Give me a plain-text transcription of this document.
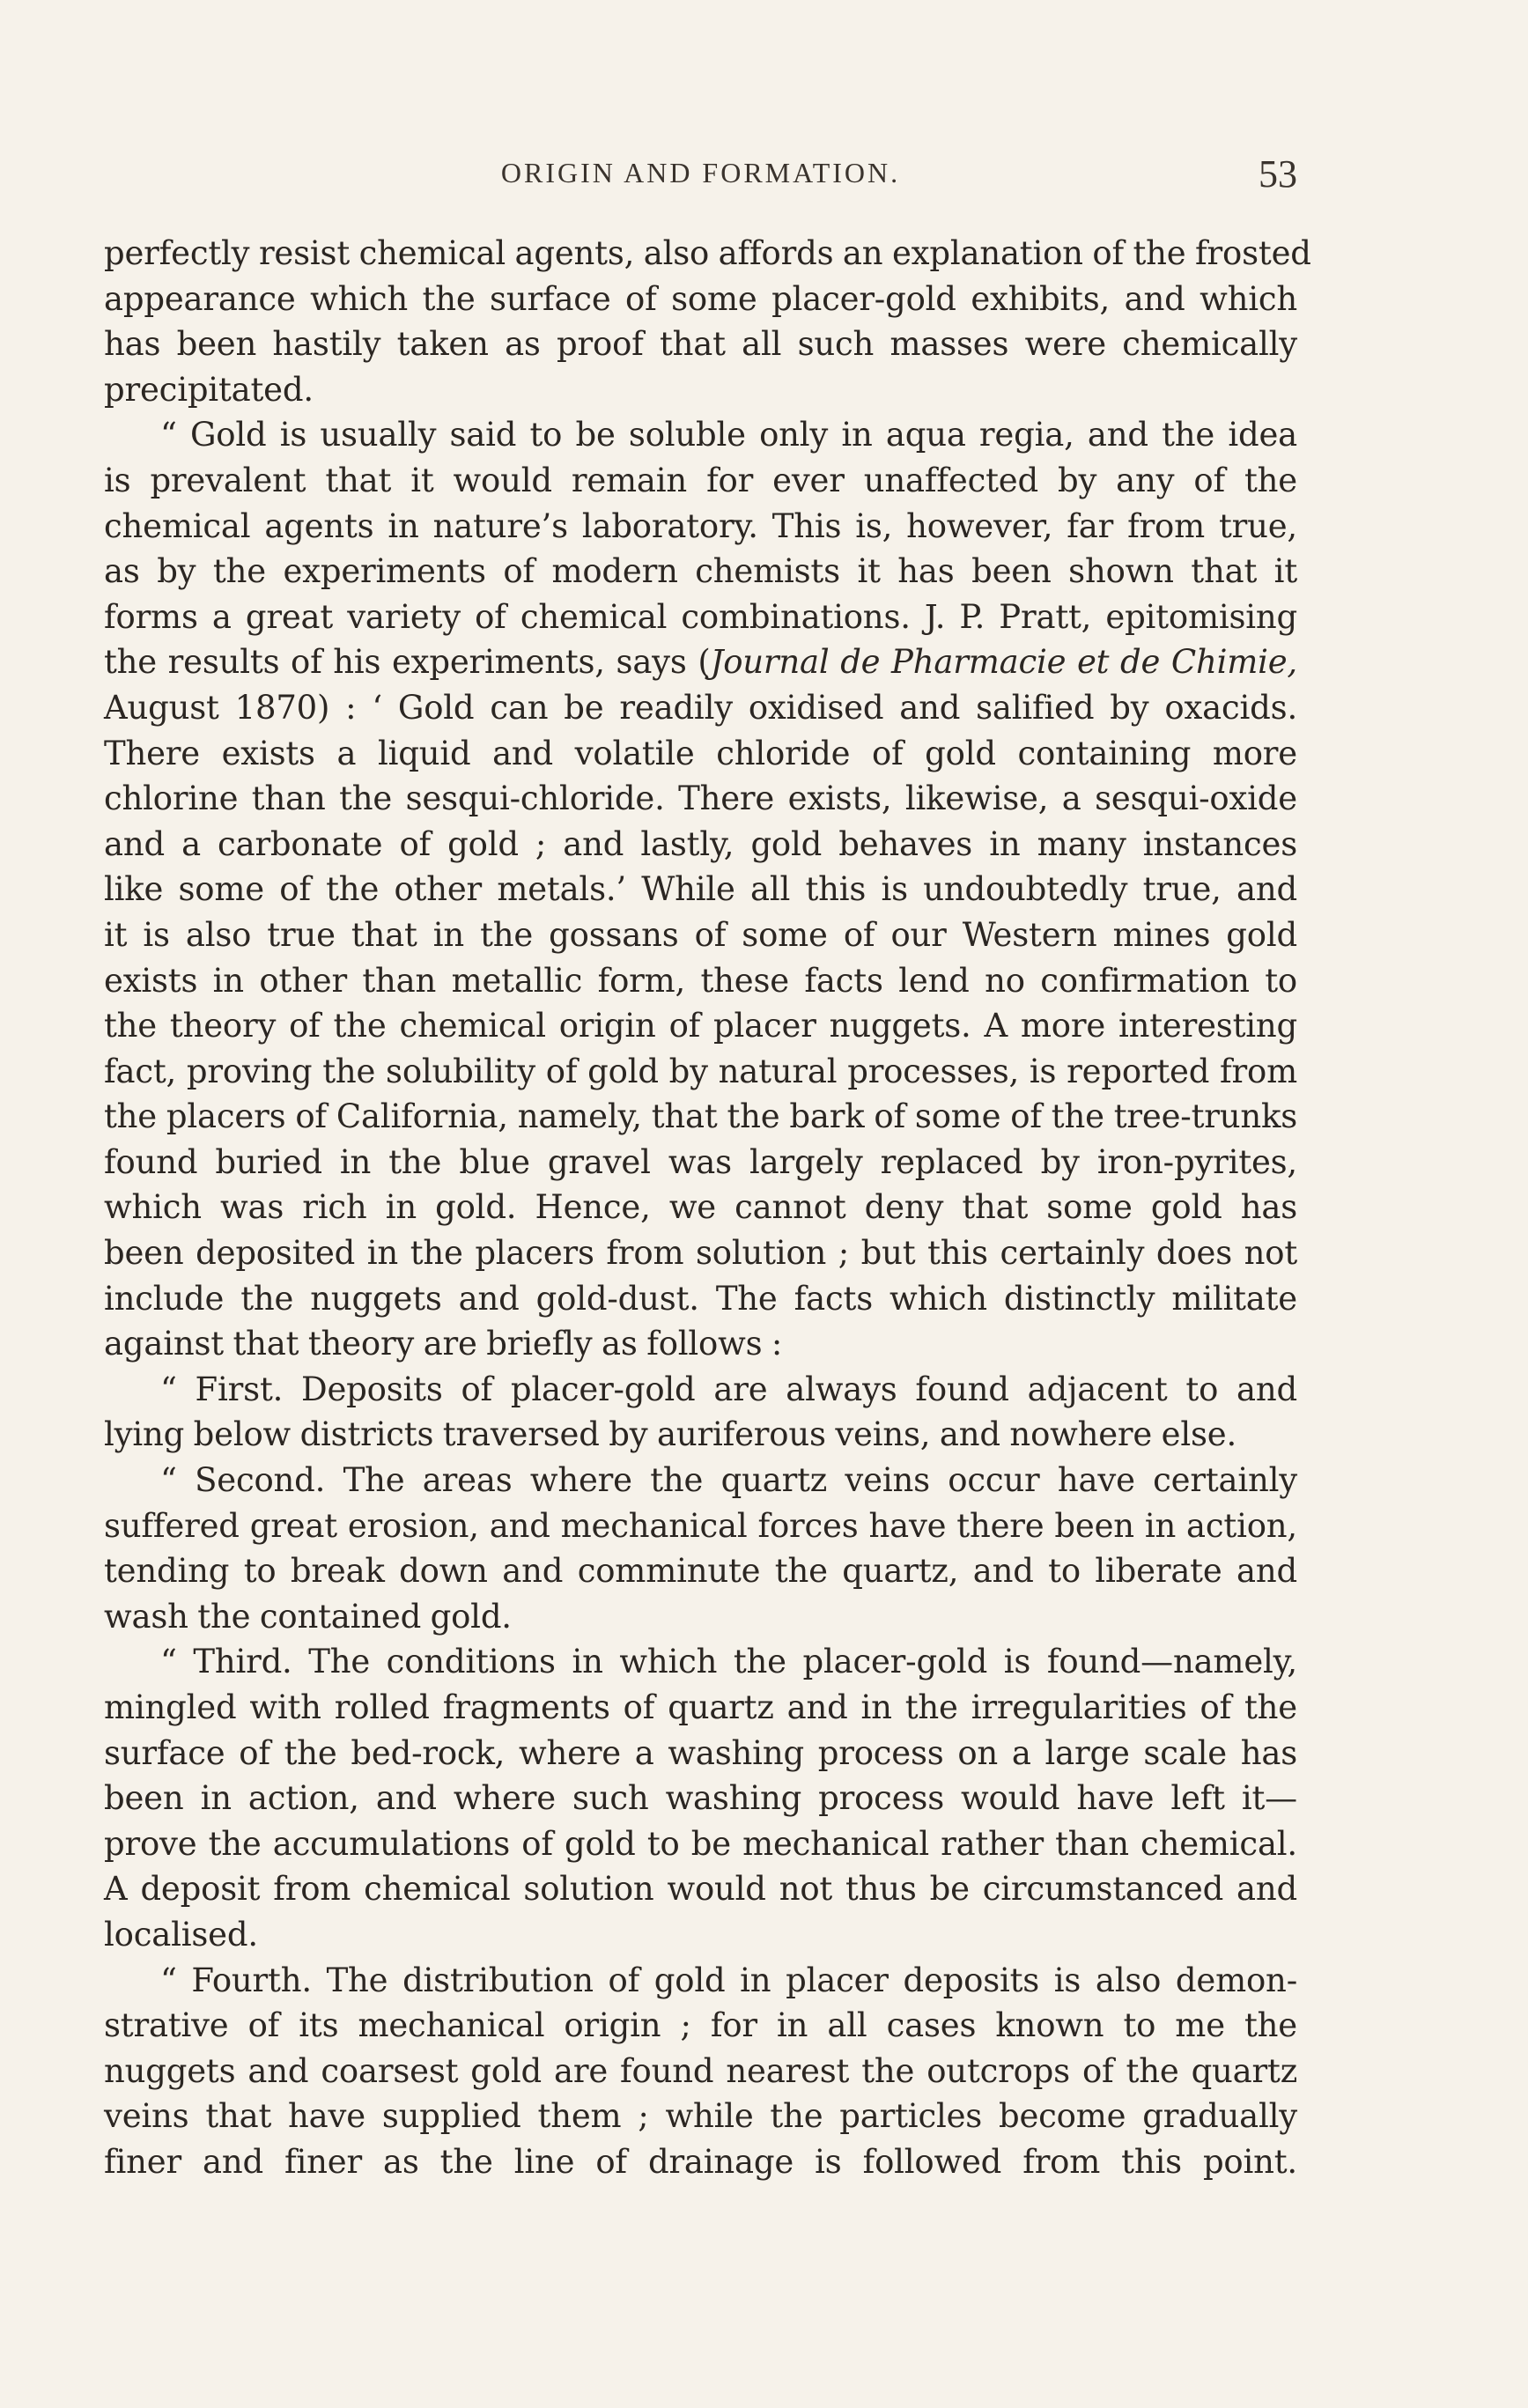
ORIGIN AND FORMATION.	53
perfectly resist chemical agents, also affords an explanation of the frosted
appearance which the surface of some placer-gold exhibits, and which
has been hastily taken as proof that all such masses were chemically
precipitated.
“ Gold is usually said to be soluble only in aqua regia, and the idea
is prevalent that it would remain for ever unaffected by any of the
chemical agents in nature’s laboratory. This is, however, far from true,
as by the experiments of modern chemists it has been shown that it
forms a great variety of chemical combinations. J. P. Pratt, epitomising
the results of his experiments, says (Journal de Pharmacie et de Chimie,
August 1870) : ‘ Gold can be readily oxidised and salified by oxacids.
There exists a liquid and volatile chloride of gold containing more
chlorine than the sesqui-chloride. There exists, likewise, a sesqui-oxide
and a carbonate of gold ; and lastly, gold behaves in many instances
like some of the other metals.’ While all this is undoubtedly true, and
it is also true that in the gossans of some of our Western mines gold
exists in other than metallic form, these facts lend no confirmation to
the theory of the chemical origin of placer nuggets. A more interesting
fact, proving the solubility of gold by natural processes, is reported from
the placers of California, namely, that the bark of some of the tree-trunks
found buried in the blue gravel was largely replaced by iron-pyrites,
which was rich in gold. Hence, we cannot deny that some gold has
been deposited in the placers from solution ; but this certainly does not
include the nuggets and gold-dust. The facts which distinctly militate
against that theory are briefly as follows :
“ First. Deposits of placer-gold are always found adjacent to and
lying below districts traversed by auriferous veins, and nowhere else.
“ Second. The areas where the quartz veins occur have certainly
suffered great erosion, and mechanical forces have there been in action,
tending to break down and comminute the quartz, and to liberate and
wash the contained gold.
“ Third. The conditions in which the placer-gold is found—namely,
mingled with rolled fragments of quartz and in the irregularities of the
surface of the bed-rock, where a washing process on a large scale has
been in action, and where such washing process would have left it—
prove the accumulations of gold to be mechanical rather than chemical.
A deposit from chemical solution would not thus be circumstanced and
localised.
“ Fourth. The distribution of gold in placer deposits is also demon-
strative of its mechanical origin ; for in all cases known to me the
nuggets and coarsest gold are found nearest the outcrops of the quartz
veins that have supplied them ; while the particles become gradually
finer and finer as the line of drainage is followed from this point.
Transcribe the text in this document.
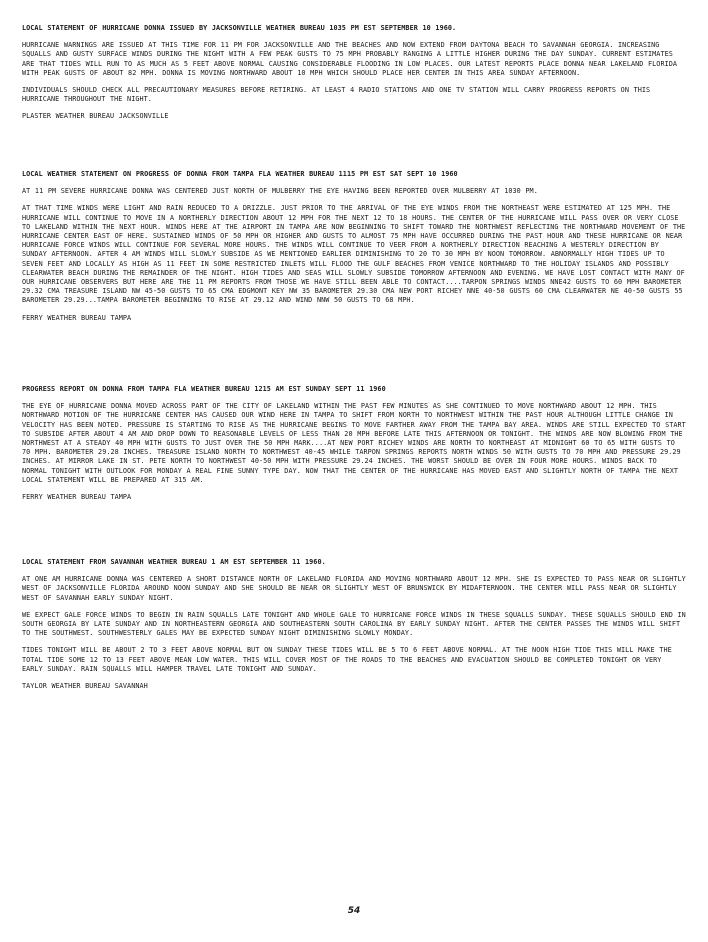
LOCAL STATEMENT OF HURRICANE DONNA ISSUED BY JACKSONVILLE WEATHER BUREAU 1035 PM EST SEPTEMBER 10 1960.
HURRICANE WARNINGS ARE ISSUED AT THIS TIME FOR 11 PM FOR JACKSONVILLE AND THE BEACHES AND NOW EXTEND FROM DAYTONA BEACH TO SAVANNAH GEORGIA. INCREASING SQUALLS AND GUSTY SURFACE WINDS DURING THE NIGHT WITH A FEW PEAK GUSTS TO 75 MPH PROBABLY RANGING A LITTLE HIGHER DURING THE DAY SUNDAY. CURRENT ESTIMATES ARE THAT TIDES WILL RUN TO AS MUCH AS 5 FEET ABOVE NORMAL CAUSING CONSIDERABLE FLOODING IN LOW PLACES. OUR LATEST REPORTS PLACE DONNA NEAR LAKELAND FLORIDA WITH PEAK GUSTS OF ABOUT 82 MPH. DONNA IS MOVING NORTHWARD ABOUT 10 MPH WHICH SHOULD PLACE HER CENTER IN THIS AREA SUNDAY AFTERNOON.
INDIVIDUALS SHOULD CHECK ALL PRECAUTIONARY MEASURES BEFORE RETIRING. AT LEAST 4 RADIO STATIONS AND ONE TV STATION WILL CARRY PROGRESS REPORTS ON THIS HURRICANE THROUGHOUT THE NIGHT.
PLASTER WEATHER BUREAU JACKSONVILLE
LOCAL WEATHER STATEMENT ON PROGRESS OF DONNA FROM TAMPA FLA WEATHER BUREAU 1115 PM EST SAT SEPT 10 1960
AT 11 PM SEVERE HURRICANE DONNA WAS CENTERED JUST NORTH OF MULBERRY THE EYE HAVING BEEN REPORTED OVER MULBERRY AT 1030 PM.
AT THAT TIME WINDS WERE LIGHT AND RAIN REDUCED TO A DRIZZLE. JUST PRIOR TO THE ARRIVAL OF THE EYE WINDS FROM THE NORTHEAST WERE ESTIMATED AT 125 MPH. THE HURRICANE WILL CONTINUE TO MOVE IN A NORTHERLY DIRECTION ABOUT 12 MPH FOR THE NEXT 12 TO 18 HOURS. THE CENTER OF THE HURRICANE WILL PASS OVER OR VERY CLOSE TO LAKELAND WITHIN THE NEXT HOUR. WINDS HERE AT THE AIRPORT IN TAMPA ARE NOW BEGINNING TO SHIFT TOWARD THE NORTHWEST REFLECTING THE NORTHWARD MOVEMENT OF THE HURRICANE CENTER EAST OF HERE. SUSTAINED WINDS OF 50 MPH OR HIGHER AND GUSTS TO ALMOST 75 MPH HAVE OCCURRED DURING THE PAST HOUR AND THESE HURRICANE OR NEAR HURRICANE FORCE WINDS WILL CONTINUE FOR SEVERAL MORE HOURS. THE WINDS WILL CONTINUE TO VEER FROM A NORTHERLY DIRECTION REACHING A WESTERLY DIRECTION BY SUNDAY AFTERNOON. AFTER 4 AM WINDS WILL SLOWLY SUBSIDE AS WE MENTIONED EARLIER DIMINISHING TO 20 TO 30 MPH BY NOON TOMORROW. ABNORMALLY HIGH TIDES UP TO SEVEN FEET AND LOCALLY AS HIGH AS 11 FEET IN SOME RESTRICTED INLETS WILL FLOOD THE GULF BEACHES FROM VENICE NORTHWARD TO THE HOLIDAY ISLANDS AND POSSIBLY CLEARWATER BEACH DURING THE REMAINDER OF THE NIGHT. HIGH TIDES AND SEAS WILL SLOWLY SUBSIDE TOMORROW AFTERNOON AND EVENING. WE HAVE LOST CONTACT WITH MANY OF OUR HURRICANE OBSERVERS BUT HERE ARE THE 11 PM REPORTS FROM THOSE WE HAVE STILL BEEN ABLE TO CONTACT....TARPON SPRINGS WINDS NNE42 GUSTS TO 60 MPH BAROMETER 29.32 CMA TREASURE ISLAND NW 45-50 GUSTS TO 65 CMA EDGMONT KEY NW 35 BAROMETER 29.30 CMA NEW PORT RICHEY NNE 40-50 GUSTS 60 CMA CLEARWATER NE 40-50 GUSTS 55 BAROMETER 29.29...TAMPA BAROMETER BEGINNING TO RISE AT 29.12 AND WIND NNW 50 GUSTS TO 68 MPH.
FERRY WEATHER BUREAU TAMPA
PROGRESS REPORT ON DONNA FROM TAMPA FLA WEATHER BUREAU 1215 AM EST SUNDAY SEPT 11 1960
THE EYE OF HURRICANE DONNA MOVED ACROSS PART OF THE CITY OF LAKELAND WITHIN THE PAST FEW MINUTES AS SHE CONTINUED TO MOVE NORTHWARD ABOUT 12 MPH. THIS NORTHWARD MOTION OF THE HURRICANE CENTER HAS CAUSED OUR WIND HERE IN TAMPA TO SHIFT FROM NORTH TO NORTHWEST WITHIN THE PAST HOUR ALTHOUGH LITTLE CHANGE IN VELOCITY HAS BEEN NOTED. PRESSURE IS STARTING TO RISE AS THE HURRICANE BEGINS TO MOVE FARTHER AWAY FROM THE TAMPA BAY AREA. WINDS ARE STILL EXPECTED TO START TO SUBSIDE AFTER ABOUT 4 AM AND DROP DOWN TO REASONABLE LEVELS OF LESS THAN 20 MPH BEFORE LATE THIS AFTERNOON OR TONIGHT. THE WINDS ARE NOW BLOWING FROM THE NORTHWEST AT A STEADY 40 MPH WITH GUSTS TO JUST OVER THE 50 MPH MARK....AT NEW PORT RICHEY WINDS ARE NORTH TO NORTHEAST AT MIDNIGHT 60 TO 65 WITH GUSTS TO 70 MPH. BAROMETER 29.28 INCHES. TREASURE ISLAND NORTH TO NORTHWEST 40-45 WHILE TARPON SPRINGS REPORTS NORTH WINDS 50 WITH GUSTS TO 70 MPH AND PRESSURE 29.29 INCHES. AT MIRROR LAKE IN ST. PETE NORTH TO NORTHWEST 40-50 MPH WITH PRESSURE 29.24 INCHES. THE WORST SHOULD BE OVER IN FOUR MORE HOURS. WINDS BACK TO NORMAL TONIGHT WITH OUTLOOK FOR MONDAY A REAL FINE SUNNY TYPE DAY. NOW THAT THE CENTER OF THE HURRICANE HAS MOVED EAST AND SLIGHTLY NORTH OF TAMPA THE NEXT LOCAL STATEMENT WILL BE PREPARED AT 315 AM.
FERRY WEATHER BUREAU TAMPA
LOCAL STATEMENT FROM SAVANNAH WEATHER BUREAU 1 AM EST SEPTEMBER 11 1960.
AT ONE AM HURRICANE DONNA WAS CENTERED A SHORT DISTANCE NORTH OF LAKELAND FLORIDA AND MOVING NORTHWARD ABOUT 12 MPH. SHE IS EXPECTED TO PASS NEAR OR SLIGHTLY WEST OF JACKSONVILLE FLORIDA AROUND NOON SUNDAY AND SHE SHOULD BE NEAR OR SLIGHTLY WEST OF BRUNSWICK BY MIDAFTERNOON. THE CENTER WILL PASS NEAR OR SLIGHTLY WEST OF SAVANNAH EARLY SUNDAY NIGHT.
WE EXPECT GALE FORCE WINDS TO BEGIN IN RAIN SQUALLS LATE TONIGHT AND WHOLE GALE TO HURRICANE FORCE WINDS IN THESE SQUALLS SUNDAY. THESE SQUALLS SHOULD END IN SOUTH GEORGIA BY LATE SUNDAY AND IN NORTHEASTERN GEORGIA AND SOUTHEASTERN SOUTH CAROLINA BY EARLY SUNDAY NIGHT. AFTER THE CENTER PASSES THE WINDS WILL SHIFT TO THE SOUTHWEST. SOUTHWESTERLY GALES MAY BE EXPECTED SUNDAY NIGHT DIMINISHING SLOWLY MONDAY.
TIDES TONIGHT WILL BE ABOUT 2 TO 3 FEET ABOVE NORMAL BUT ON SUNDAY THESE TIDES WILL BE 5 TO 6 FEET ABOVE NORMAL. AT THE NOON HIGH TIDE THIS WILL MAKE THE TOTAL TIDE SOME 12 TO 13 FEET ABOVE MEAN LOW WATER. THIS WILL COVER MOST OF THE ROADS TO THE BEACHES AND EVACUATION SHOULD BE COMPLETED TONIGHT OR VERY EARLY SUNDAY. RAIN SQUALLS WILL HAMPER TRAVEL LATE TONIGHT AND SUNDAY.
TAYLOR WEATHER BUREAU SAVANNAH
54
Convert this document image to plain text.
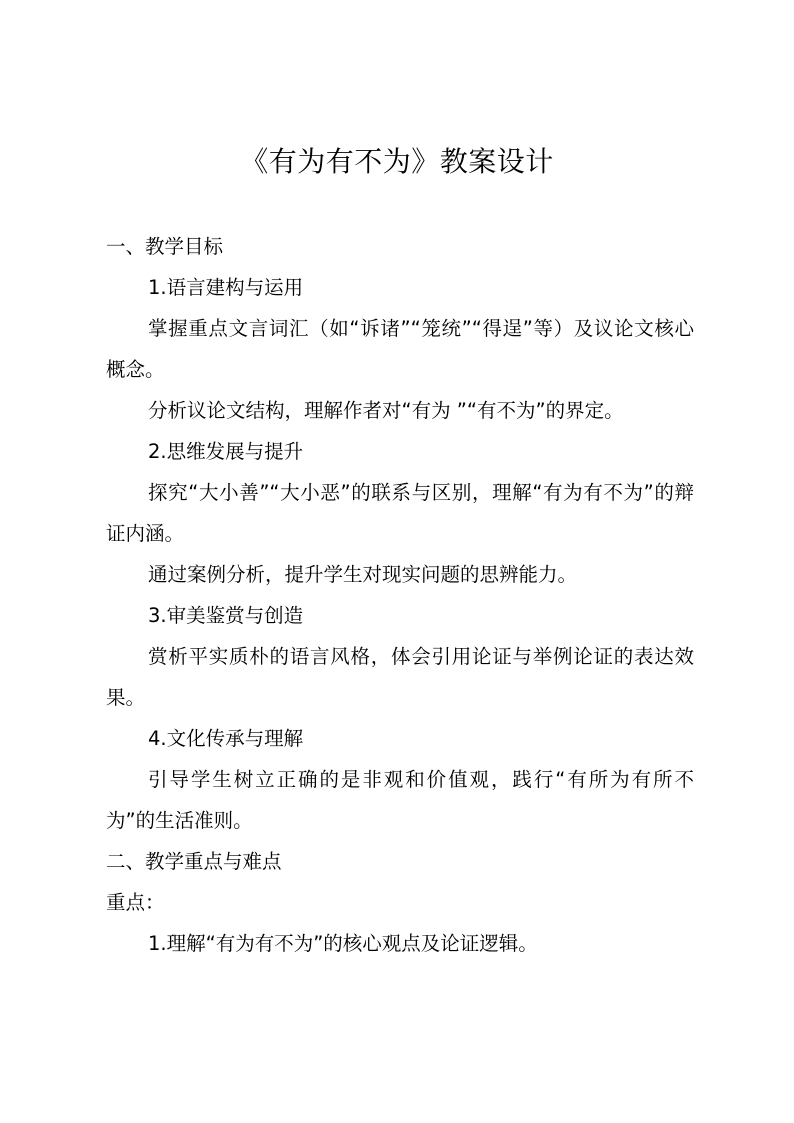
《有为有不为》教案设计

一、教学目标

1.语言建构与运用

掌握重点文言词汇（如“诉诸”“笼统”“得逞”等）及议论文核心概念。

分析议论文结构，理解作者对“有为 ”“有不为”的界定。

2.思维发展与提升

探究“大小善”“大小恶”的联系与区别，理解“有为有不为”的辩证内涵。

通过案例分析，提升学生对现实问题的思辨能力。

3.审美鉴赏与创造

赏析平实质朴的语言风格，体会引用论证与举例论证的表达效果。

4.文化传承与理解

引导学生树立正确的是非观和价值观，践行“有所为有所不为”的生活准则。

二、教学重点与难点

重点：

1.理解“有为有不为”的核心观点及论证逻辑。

* * *

Set problem ▸
Where a line of the entries contains the word "solution", copy that line.

Reply ▸
been deposited in the placers from solution ; but this certainly does not
A deposit from chemical solution would not thus be circumstanced and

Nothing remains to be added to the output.